Tally the lines in these records that hold the string "policy", and reply with the number alone.

##########

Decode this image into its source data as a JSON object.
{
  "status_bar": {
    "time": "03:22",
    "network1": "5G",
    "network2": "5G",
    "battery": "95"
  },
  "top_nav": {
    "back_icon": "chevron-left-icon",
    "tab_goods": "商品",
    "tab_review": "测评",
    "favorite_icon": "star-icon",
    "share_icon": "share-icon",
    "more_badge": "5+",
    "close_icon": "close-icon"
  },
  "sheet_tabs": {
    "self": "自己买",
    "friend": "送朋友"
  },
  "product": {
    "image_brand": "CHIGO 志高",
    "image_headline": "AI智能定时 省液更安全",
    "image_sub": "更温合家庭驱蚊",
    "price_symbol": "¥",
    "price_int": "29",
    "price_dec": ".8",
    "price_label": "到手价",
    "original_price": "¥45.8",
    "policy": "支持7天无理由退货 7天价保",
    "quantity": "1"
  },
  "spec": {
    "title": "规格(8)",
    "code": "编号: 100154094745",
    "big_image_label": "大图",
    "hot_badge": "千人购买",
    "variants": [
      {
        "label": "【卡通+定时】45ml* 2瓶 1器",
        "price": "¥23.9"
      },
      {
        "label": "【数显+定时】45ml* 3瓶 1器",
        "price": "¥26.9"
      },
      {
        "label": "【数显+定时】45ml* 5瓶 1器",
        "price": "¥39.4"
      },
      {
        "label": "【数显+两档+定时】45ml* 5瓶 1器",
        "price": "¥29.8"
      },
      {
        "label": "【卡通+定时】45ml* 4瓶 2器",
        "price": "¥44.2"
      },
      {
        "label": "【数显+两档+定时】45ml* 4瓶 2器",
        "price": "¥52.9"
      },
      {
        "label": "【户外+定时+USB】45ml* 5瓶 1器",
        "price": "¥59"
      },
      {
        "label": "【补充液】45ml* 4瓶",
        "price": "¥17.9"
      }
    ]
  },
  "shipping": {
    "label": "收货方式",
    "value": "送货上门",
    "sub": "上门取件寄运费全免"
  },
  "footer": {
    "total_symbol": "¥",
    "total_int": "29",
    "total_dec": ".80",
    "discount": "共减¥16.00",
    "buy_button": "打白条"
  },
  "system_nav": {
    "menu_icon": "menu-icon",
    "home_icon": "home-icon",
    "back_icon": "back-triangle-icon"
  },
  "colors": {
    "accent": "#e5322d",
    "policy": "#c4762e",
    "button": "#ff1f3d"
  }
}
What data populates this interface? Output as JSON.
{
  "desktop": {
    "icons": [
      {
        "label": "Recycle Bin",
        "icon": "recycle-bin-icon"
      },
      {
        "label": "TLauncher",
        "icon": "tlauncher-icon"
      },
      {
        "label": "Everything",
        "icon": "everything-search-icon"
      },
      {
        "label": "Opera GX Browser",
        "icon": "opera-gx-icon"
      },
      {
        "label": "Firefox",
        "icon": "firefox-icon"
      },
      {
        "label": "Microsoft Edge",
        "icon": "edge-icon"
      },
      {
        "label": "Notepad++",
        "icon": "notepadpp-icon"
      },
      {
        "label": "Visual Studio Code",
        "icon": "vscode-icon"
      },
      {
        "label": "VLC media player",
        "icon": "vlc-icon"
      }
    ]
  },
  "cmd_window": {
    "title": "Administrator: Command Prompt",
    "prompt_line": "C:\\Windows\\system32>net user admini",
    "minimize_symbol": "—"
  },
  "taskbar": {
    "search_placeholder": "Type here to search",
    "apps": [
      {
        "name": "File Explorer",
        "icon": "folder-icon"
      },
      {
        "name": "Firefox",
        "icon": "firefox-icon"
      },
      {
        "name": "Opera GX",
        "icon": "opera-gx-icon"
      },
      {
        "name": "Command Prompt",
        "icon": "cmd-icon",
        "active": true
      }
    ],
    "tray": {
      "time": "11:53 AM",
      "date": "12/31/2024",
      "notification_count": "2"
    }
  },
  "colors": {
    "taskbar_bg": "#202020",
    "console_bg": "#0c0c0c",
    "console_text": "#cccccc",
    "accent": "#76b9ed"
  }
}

##########

Result of the exercise:
2